**Stated task:**
Report how many lines contain "values". Give the number and nothing else.

++++ Data supplied ++++

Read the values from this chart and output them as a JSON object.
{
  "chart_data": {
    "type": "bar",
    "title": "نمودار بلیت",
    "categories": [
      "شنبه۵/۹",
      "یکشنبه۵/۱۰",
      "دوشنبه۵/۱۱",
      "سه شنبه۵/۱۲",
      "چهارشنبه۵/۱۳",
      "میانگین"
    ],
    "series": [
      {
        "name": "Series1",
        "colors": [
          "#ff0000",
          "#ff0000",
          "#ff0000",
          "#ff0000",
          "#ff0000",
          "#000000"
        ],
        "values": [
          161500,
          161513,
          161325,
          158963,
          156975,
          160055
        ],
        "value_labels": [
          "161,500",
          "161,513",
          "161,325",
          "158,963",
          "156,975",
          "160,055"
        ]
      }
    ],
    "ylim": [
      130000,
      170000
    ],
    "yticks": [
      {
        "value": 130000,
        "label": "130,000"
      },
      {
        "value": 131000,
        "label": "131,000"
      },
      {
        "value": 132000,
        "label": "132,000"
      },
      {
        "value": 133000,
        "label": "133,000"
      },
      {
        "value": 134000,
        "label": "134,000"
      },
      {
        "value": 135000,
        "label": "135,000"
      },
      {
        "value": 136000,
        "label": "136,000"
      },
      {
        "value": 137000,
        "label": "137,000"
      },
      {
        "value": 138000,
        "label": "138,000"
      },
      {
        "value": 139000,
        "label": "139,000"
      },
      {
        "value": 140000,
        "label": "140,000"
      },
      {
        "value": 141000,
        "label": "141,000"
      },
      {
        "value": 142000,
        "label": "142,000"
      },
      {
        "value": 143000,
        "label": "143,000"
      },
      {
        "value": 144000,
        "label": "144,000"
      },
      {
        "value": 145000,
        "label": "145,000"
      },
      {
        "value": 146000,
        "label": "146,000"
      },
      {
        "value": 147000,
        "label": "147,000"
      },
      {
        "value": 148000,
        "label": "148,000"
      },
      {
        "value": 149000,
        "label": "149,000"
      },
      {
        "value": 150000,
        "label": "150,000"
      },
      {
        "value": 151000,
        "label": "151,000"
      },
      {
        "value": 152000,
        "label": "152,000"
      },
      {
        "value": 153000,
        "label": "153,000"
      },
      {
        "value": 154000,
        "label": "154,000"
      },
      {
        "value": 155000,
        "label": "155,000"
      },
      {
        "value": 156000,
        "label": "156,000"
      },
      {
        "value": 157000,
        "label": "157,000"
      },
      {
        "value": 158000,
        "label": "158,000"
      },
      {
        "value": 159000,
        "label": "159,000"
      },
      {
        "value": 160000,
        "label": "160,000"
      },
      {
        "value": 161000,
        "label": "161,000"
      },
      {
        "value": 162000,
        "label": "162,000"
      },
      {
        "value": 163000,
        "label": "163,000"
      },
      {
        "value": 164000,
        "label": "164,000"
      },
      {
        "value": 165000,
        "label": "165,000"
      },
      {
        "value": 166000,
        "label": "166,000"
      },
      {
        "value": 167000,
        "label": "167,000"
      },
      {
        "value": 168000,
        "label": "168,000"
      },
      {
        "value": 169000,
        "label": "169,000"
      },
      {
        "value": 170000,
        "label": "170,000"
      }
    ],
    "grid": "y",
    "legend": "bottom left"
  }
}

++++

**Answer to the exercise:**
2